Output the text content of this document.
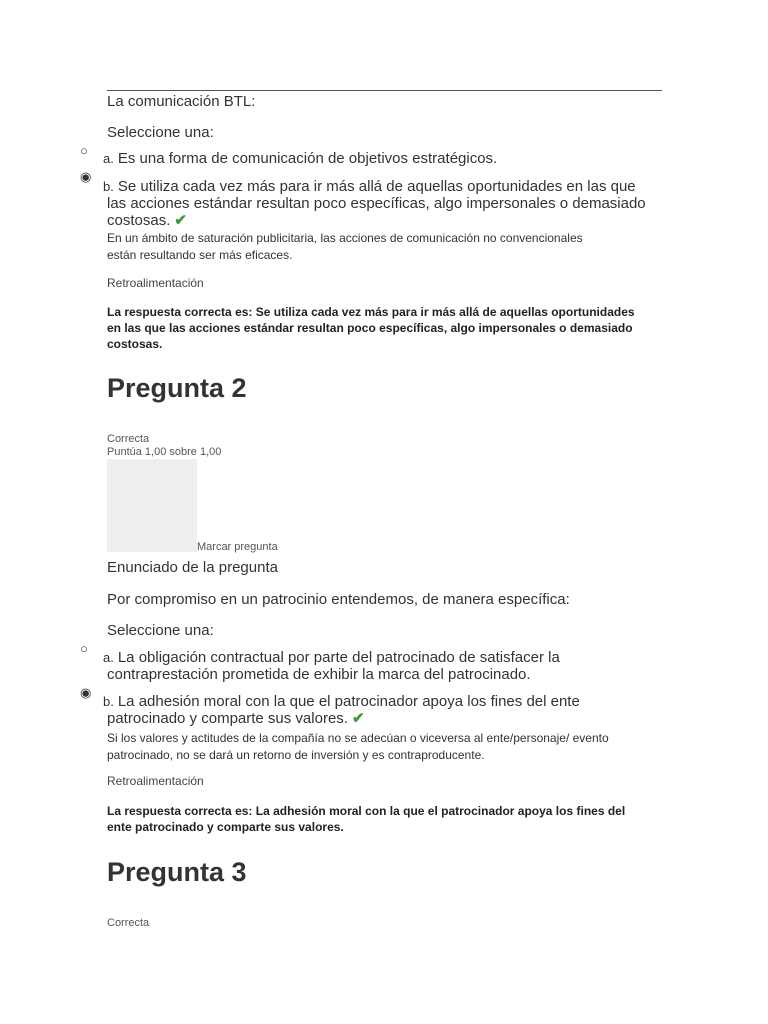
La comunicación BTL:
Seleccione una:
○
a. Es una forma de comunicación de objetivos estratégicos.
◉
b. Se utiliza cada vez más para ir más allá de aquellas oportunidades en las que
las acciones estándar resultan poco específicas, algo impersonales o demasiado
costosas. ✔
En un ámbito de saturación publicitaria, las acciones de comunicación no convencionales
están resultando ser más eficaces.
Retroalimentación
La respuesta correcta es: Se utiliza cada vez más para ir más allá de aquellas oportunidades
en las que las acciones estándar resultan poco específicas, algo impersonales o demasiado
costosas.
Pregunta 2
Correcta
Puntúa 1,00 sobre 1,00
Marcar pregunta
Enunciado de la pregunta
Por compromiso en un patrocinio entendemos, de manera específica:
Seleccione una:
○
a. La obligación contractual por parte del patrocinado de satisfacer la
contraprestación prometida de exhibir la marca del patrocinado.
◉
b. La adhesión moral con la que el patrocinador apoya los fines del ente
patrocinado y comparte sus valores. ✔
Si los valores y actitudes de la compañía no se adecúan o viceversa al ente/personaje/ evento
patrocinado, no se dará un retorno de inversión y es contraproducente.
Retroalimentación
La respuesta correcta es: La adhesión moral con la que el patrocinador apoya los fines del
ente patrocinado y comparte sus valores.
Pregunta 3
Correcta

- - - -

Set problem:
Copy each line of the preceding data that contains the string "oportunidades".

Response below:
b. Se utiliza cada vez más para ir más allá de aquellas oportunidades en las que
La respuesta correcta es: Se utiliza cada vez más para ir más allá de aquellas oportunidades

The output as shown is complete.